#### Your task
Write out all of the data exactly as it appears.
##### Dataset records #####
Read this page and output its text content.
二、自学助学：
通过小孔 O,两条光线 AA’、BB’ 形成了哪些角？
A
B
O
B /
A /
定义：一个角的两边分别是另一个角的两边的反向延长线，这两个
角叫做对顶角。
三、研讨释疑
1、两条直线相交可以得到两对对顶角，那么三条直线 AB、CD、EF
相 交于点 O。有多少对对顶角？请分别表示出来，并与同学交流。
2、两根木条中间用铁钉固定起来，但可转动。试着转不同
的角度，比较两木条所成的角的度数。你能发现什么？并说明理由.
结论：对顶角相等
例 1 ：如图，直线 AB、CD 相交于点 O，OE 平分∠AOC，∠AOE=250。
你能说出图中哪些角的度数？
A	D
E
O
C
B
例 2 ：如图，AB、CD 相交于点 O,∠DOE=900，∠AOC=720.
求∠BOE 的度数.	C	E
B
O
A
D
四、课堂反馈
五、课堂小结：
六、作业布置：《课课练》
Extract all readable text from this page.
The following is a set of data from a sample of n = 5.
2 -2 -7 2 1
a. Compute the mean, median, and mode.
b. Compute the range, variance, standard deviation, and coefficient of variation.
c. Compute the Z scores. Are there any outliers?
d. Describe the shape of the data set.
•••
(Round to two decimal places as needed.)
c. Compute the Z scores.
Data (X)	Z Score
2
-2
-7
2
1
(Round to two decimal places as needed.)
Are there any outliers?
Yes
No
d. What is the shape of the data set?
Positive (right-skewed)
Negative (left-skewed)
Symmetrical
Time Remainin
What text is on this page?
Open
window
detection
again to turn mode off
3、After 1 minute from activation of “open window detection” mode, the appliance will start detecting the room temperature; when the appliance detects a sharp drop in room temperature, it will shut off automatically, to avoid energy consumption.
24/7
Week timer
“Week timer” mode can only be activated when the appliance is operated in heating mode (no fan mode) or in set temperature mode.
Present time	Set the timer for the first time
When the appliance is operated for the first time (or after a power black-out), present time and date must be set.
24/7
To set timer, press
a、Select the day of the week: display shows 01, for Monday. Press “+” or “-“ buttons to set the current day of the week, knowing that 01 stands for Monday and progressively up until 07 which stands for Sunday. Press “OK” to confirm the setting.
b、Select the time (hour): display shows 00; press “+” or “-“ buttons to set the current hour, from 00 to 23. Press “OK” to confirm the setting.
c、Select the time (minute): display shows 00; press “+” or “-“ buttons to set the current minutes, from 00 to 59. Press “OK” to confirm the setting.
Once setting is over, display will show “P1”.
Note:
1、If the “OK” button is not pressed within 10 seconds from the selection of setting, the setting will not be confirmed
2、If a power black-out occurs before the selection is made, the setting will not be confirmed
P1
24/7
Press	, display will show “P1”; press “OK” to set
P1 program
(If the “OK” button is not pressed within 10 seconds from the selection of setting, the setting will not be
#####
#### Solution to the exercise
Read this page and output its text content.
二、自学助学：
通过小孔 O,两条光线 AA’、BB’ 形成了哪些角？
A
B
O
B /
A /
定义：一个角的两边分别是另一个角的两边的反向延长线，这两个
角叫做对顶角。
三、研讨释疑
1、两条直线相交可以得到两对对顶角，那么三条直线 AB、CD、EF
相 交于点 O。有多少对对顶角？请分别表示出来，并与同学交流。
2、两根木条中间用铁钉固定起来，但可转动。试着转不同
的角度，比较两木条所成的角的度数。你能发现什么？并说明理由.
结论：对顶角相等
例 1 ：如图，直线 AB、CD 相交于点 O，OE 平分∠AOC，∠AOE=250。
你能说出图中哪些角的度数？
A	D
E
O
C
B
例 2 ：如图，AB、CD 相交于点 O,∠DOE=900，∠AOC=720.
求∠BOE 的度数.	C	E
B
O
A
D
四、课堂反馈
五、课堂小结：
六、作业布置：《课课练》
Extract all readable text from this page.
The following is a set of data from a sample of n = 5.
2 -2 -7 2 1
a. Compute the mean, median, and mode.
b. Compute the range, variance, standard deviation, and coefficient of variation.
c. Compute the Z scores. Are there any outliers?
d. Describe the shape of the data set.
•••
(Round to two decimal places as needed.)
c. Compute the Z scores.
Data (X)	Z Score
2
-2
-7
2
1
(Round to two decimal places as needed.)
Are there any outliers?
Yes
No
d. What is the shape of the data set?
Positive (right-skewed)
Negative (left-skewed)
Symmetrical
Time Remainin
What text is on this page?
Open
window
detection
again to turn mode off
3、After 1 minute from activation of “open window detection” mode, the appliance will start detecting the room temperature; when the appliance detects a sharp drop in room temperature, it will shut off automatically, to avoid energy consumption.
24/7
Week timer
“Week timer” mode can only be activated when the appliance is operated in heating mode (no fan mode) or in set temperature mode.
Present time	Set the timer for the first time
When the appliance is operated for the first time (or after a power black-out), present time and date must be set.
24/7
To set timer, press
a、Select the day of the week: display shows 01, for Monday. Press “+” or “-“ buttons to set the current day of the week, knowing that 01 stands for Monday and progressively up until 07 which stands for Sunday. Press “OK” to confirm the setting.
b、Select the time (hour): display shows 00; press “+” or “-“ buttons to set the current hour, from 00 to 23. Press “OK” to confirm the setting.
c、Select the time (minute): display shows 00; press “+” or “-“ buttons to set the current minutes, from 00 to 59. Press “OK” to confirm the setting.
Once setting is over, display will show “P1”.
Note:
1、If the “OK” button is not pressed within 10 seconds from the selection of setting, the setting will not be confirmed
2、If a power black-out occurs before the selection is made, the setting will not be confirmed
P1
24/7
Press	, display will show “P1”; press “OK” to set
P1 program
(If the “OK” button is not pressed within 10 seconds from the selection of setting, the setting will not be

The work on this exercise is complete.